Identify the lines that contain the word "Probability", then copy them.
== Material for this exercise
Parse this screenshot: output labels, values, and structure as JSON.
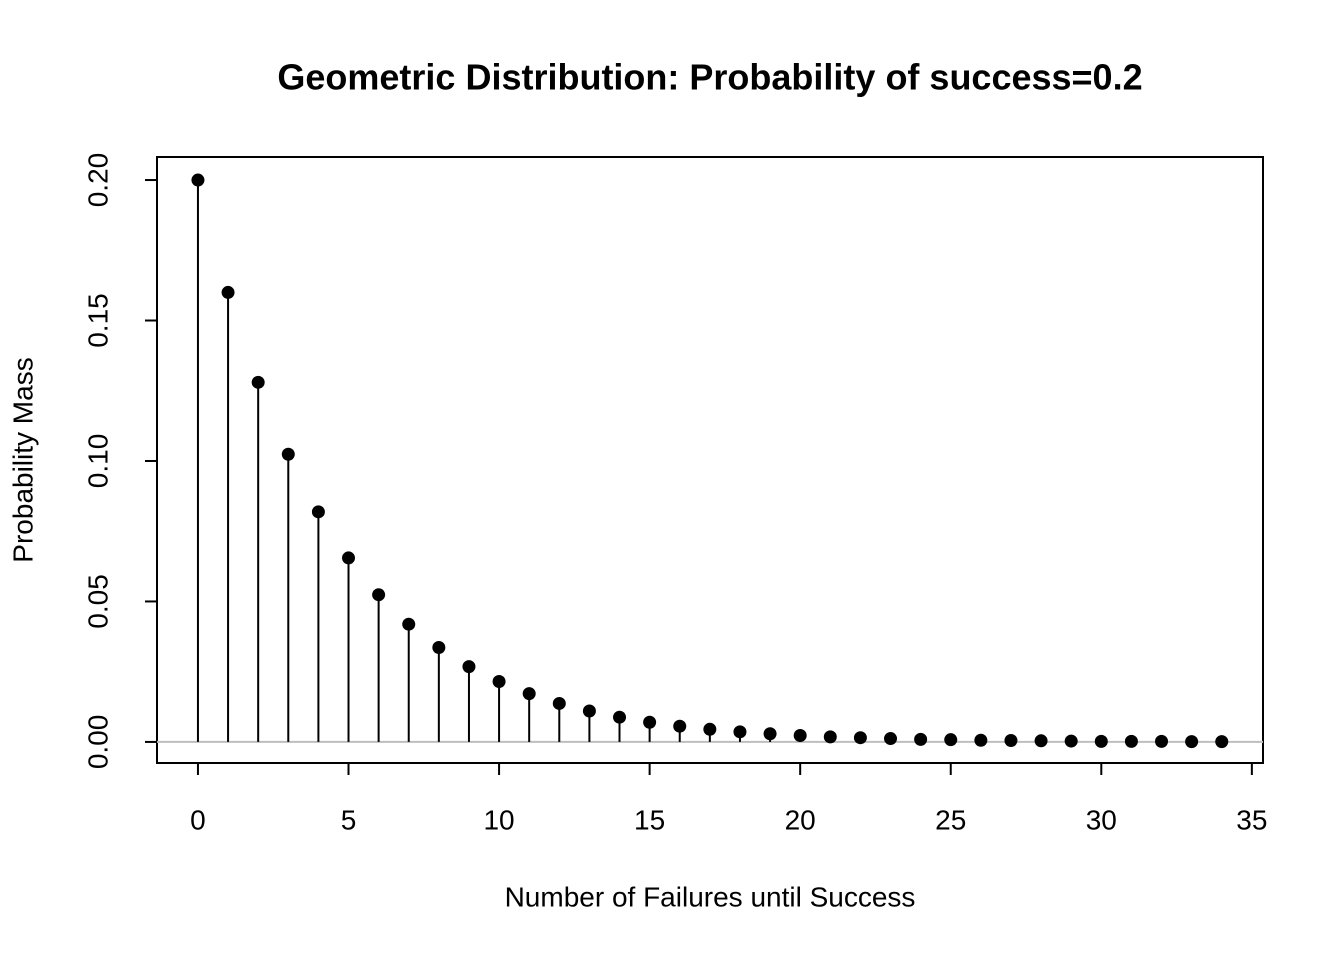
{
  "chart_data": {
    "type": "stem",
    "title": "Geometric Distribution:  Probability of success=0.2",
    "x_label": "Number of Failures until Success",
    "y_label": "Probability Mass",
    "x": [
      0,
      1,
      2,
      3,
      4,
      5,
      6,
      7,
      8,
      9,
      10,
      11,
      12,
      13,
      14,
      15,
      16,
      17,
      18,
      19,
      20,
      21,
      22,
      23,
      24,
      25,
      26,
      27,
      28,
      29,
      30,
      31,
      32,
      33,
      34
    ],
    "values": [
      0.2,
      0.16,
      0.128,
      0.1024,
      0.0819,
      0.0655,
      0.0524,
      0.0419,
      0.0336,
      0.0268,
      0.0215,
      0.0172,
      0.0137,
      0.011,
      0.0088,
      0.007,
      0.0056,
      0.0045,
      0.0036,
      0.0029,
      0.0023,
      0.0018,
      0.0015,
      0.0012,
      0.0009,
      0.0008,
      0.0006,
      0.0005,
      0.0004,
      0.0003,
      0.0002,
      0.0002,
      0.0002,
      0.0001,
      0.0001
    ],
    "color": "#000000",
    "reference_line": {
      "value": 0,
      "color": "#bebebe"
    },
    "xlim": [
      -1.36,
      35.37
    ],
    "ylim": [
      -0.0075,
      0.2082
    ],
    "xticks": [
      0,
      5,
      10,
      15,
      20,
      25,
      30,
      35
    ],
    "yticks": [
      {
        "value": 0,
        "label": "0.00"
      },
      {
        "value": 0.05,
        "label": "0.05"
      },
      {
        "value": 0.1,
        "label": "0.10"
      },
      {
        "value": 0.15,
        "label": "0.15"
      },
      {
        "value": 0.2,
        "label": "0.20"
      }
    ]
  }
}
====
### Response
    "title": "Geometric Distribution:  Probability of success=0.2",
    "y_label": "Probability Mass",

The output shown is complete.